● **Data records**:

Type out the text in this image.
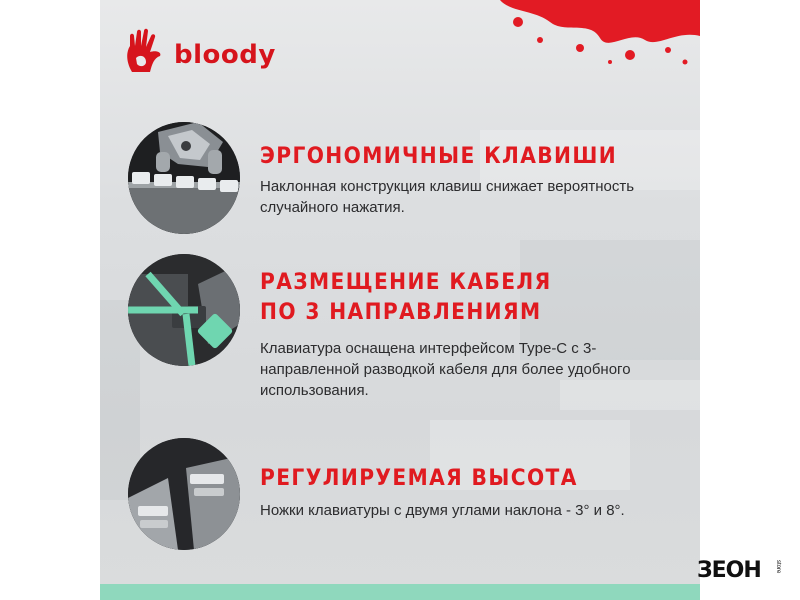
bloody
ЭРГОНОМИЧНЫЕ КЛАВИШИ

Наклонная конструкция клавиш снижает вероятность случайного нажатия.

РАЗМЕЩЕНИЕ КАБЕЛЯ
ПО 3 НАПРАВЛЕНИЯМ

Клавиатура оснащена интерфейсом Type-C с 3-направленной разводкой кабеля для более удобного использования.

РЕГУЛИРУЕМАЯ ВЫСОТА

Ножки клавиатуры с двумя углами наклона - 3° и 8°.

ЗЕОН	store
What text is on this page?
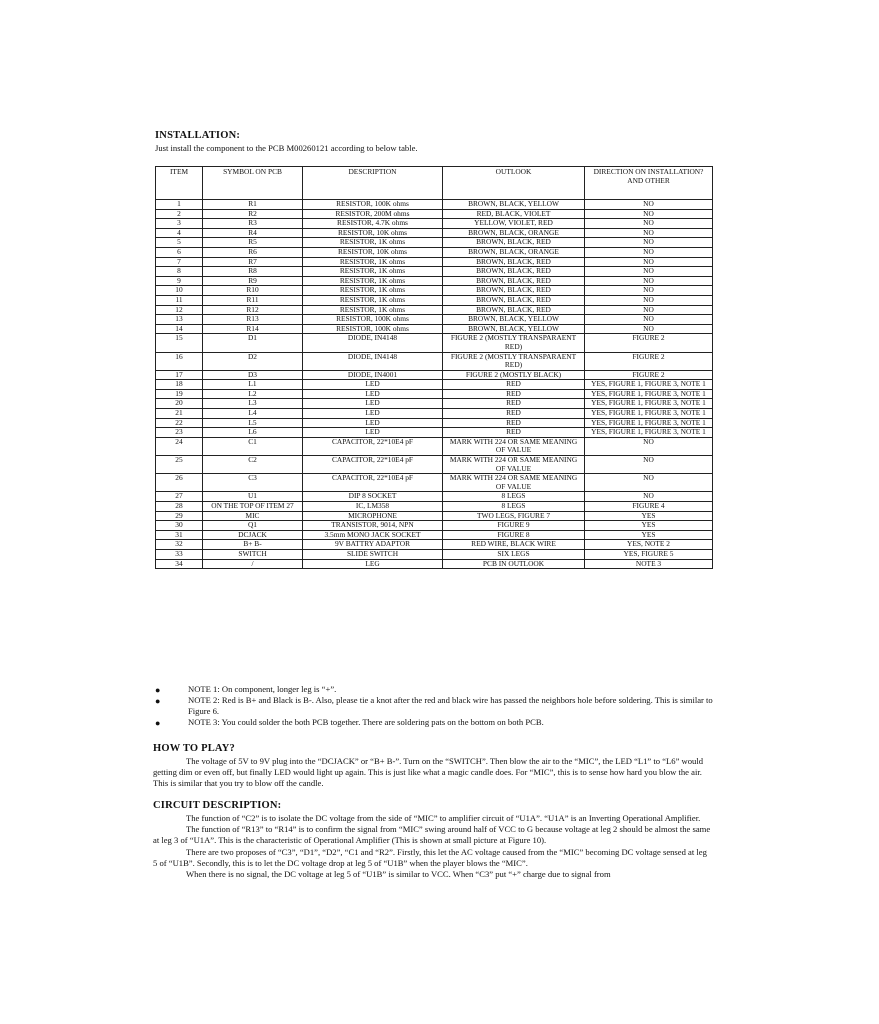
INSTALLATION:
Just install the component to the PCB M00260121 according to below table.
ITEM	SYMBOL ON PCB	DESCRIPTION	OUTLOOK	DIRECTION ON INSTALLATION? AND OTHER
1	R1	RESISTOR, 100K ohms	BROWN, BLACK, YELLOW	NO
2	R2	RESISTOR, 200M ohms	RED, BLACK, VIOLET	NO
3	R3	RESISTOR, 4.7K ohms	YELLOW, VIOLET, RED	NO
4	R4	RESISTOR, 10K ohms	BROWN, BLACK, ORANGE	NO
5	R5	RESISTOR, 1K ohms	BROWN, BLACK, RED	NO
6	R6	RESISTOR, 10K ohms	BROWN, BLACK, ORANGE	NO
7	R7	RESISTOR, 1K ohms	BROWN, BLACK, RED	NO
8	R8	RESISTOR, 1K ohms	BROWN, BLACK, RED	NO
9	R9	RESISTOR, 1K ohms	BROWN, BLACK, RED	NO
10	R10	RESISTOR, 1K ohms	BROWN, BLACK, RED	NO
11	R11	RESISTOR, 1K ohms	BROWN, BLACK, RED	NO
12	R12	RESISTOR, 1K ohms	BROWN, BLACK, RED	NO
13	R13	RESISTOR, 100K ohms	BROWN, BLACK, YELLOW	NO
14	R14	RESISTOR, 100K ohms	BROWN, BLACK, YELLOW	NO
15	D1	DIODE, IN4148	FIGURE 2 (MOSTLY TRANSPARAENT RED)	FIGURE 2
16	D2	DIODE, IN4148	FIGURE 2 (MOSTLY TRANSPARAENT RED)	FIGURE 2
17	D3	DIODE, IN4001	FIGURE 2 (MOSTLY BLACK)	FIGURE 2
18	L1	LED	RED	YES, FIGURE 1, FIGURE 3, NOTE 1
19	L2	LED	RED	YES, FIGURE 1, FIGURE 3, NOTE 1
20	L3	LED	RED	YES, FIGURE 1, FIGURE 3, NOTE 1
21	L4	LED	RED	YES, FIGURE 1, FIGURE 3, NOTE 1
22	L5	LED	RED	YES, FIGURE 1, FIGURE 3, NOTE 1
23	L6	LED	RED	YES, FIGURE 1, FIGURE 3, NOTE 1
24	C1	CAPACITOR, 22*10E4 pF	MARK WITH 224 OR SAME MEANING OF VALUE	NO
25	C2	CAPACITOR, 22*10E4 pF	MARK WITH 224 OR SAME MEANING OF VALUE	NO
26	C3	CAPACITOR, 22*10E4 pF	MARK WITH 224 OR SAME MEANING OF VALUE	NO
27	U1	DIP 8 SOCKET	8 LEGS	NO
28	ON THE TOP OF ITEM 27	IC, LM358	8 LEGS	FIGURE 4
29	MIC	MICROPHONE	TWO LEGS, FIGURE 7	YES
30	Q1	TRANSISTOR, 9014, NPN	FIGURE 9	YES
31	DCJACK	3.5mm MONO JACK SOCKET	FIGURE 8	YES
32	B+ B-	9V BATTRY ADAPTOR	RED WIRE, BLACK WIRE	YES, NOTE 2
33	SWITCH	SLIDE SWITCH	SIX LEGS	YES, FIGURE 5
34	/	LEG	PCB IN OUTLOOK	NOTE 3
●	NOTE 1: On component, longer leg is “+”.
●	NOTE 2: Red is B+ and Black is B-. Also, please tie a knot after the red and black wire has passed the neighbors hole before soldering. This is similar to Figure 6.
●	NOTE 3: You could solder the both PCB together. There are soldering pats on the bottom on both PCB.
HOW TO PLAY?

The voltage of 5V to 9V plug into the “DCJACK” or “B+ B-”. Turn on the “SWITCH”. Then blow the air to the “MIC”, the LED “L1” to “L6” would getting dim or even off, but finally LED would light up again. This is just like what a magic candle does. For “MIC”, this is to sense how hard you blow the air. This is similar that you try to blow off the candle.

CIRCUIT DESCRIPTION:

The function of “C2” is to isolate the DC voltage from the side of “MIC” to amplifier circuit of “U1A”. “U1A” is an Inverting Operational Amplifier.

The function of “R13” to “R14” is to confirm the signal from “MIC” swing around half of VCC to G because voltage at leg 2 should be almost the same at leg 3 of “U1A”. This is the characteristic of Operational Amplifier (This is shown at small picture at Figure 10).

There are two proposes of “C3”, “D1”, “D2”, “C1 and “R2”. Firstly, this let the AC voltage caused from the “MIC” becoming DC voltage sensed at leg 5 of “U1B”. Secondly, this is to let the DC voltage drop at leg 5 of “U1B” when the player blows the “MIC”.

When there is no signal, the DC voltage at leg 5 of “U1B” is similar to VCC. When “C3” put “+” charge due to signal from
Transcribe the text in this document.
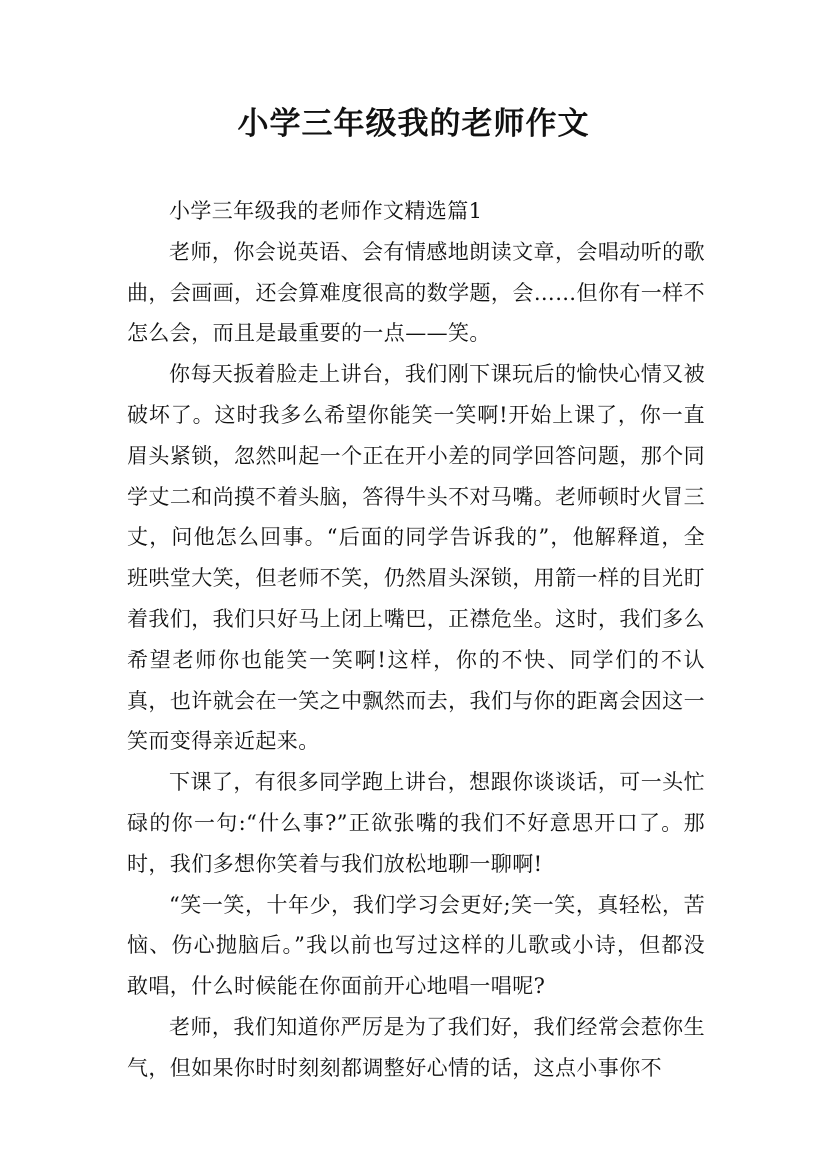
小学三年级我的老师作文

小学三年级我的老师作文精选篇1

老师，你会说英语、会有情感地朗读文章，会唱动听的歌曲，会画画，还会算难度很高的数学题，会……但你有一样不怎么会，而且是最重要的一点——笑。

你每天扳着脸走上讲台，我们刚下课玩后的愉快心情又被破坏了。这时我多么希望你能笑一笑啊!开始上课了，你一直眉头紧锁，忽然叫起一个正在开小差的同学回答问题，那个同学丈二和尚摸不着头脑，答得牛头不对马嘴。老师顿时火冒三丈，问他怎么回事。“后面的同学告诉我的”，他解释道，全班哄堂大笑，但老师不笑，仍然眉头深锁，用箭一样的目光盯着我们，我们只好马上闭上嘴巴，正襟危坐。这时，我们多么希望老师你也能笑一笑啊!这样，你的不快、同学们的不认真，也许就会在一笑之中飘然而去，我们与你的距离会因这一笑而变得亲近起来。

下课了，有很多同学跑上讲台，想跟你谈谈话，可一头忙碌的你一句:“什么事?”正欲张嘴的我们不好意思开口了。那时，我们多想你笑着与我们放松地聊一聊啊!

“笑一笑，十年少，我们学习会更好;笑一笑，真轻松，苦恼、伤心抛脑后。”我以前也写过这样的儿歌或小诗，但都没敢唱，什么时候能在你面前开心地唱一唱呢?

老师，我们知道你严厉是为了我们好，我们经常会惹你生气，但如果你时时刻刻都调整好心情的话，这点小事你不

● **Task prompt**: Each entry above should be reproduced exactly, with the pictures removed.

● **Answer to this exercise**:
Type out the text in this image.
bloody
ЭРГОНОМИЧНЫЕ КЛАВИШИ

Наклонная конструкция клавиш снижает вероятность случайного нажатия.

РАЗМЕЩЕНИЕ КАБЕЛЯ
ПО 3 НАПРАВЛЕНИЯМ

Клавиатура оснащена интерфейсом Type-C с 3-направленной разводкой кабеля для более удобного использования.

РЕГУЛИРУЕМАЯ ВЫСОТА

Ножки клавиатуры с двумя углами наклона - 3° и 8°.

ЗЕОН	store
What text is on this page?
INSTALLATION:
Just install the component to the PCB M00260121 according to below table.
ITEM	SYMBOL ON PCB	DESCRIPTION	OUTLOOK	DIRECTION ON INSTALLATION? AND OTHER
1	R1	RESISTOR, 100K ohms	BROWN, BLACK, YELLOW	NO
2	R2	RESISTOR, 200M ohms	RED, BLACK, VIOLET	NO
3	R3	RESISTOR, 4.7K ohms	YELLOW, VIOLET, RED	NO
4	R4	RESISTOR, 10K ohms	BROWN, BLACK, ORANGE	NO
5	R5	RESISTOR, 1K ohms	BROWN, BLACK, RED	NO
6	R6	RESISTOR, 10K ohms	BROWN, BLACK, ORANGE	NO
7	R7	RESISTOR, 1K ohms	BROWN, BLACK, RED	NO
8	R8	RESISTOR, 1K ohms	BROWN, BLACK, RED	NO
9	R9	RESISTOR, 1K ohms	BROWN, BLACK, RED	NO
10	R10	RESISTOR, 1K ohms	BROWN, BLACK, RED	NO
11	R11	RESISTOR, 1K ohms	BROWN, BLACK, RED	NO
12	R12	RESISTOR, 1K ohms	BROWN, BLACK, RED	NO
13	R13	RESISTOR, 100K ohms	BROWN, BLACK, YELLOW	NO
14	R14	RESISTOR, 100K ohms	BROWN, BLACK, YELLOW	NO
15	D1	DIODE, IN4148	FIGURE 2 (MOSTLY TRANSPARAENT RED)	FIGURE 2
16	D2	DIODE, IN4148	FIGURE 2 (MOSTLY TRANSPARAENT RED)	FIGURE 2
17	D3	DIODE, IN4001	FIGURE 2 (MOSTLY BLACK)	FIGURE 2
18	L1	LED	RED	YES, FIGURE 1, FIGURE 3, NOTE 1
19	L2	LED	RED	YES, FIGURE 1, FIGURE 3, NOTE 1
20	L3	LED	RED	YES, FIGURE 1, FIGURE 3, NOTE 1
21	L4	LED	RED	YES, FIGURE 1, FIGURE 3, NOTE 1
22	L5	LED	RED	YES, FIGURE 1, FIGURE 3, NOTE 1
23	L6	LED	RED	YES, FIGURE 1, FIGURE 3, NOTE 1
24	C1	CAPACITOR, 22*10E4 pF	MARK WITH 224 OR SAME MEANING OF VALUE	NO
25	C2	CAPACITOR, 22*10E4 pF	MARK WITH 224 OR SAME MEANING OF VALUE	NO
26	C3	CAPACITOR, 22*10E4 pF	MARK WITH 224 OR SAME MEANING OF VALUE	NO
27	U1	DIP 8 SOCKET	8 LEGS	NO
28	ON THE TOP OF ITEM 27	IC, LM358	8 LEGS	FIGURE 4
29	MIC	MICROPHONE	TWO LEGS, FIGURE 7	YES
30	Q1	TRANSISTOR, 9014, NPN	FIGURE 9	YES
31	DCJACK	3.5mm MONO JACK SOCKET	FIGURE 8	YES
32	B+ B-	9V BATTRY ADAPTOR	RED WIRE, BLACK WIRE	YES, NOTE 2
33	SWITCH	SLIDE SWITCH	SIX LEGS	YES, FIGURE 5
34	/	LEG	PCB IN OUTLOOK	NOTE 3
●	NOTE 1: On component, longer leg is “+”.
●	NOTE 2: Red is B+ and Black is B-. Also, please tie a knot after the red and black wire has passed the neighbors hole before soldering. This is similar to Figure 6.
●	NOTE 3: You could solder the both PCB together. There are soldering pats on the bottom on both PCB.
HOW TO PLAY?

The voltage of 5V to 9V plug into the “DCJACK” or “B+ B-”. Turn on the “SWITCH”. Then blow the air to the “MIC”, the LED “L1” to “L6” would getting dim or even off, but finally LED would light up again. This is just like what a magic candle does. For “MIC”, this is to sense how hard you blow the air. This is similar that you try to blow off the candle.

CIRCUIT DESCRIPTION:

The function of “C2” is to isolate the DC voltage from the side of “MIC” to amplifier circuit of “U1A”. “U1A” is an Inverting Operational Amplifier.

The function of “R13” to “R14” is to confirm the signal from “MIC” swing around half of VCC to G because voltage at leg 2 should be almost the same at leg 3 of “U1A”. This is the characteristic of Operational Amplifier (This is shown at small picture at Figure 10).

There are two proposes of “C3”, “D1”, “D2”, “C1 and “R2”. Firstly, this let the AC voltage caused from the “MIC” becoming DC voltage sensed at leg 5 of “U1B”. Secondly, this is to let the DC voltage drop at leg 5 of “U1B” when the player blows the “MIC”.

When there is no signal, the DC voltage at leg 5 of “U1B” is similar to VCC. When “C3” put “+” charge due to signal from
Transcribe the text in this document.
小学三年级我的老师作文

小学三年级我的老师作文精选篇1

老师，你会说英语、会有情感地朗读文章，会唱动听的歌曲，会画画，还会算难度很高的数学题，会……但你有一样不怎么会，而且是最重要的一点——笑。

你每天扳着脸走上讲台，我们刚下课玩后的愉快心情又被破坏了。这时我多么希望你能笑一笑啊!开始上课了，你一直眉头紧锁，忽然叫起一个正在开小差的同学回答问题，那个同学丈二和尚摸不着头脑，答得牛头不对马嘴。老师顿时火冒三丈，问他怎么回事。“后面的同学告诉我的”，他解释道，全班哄堂大笑，但老师不笑，仍然眉头深锁，用箭一样的目光盯着我们，我们只好马上闭上嘴巴，正襟危坐。这时，我们多么希望老师你也能笑一笑啊!这样，你的不快、同学们的不认真，也许就会在一笑之中飘然而去，我们与你的距离会因这一笑而变得亲近起来。

下课了，有很多同学跑上讲台，想跟你谈谈话，可一头忙碌的你一句:“什么事?”正欲张嘴的我们不好意思开口了。那时，我们多想你笑着与我们放松地聊一聊啊!

“笑一笑，十年少，我们学习会更好;笑一笑，真轻松，苦恼、伤心抛脑后。”我以前也写过这样的儿歌或小诗，但都没敢唱，什么时候能在你面前开心地唱一唱呢?

老师，我们知道你严厉是为了我们好，我们经常会惹你生气，但如果你时时刻刻都调整好心情的话，这点小事你不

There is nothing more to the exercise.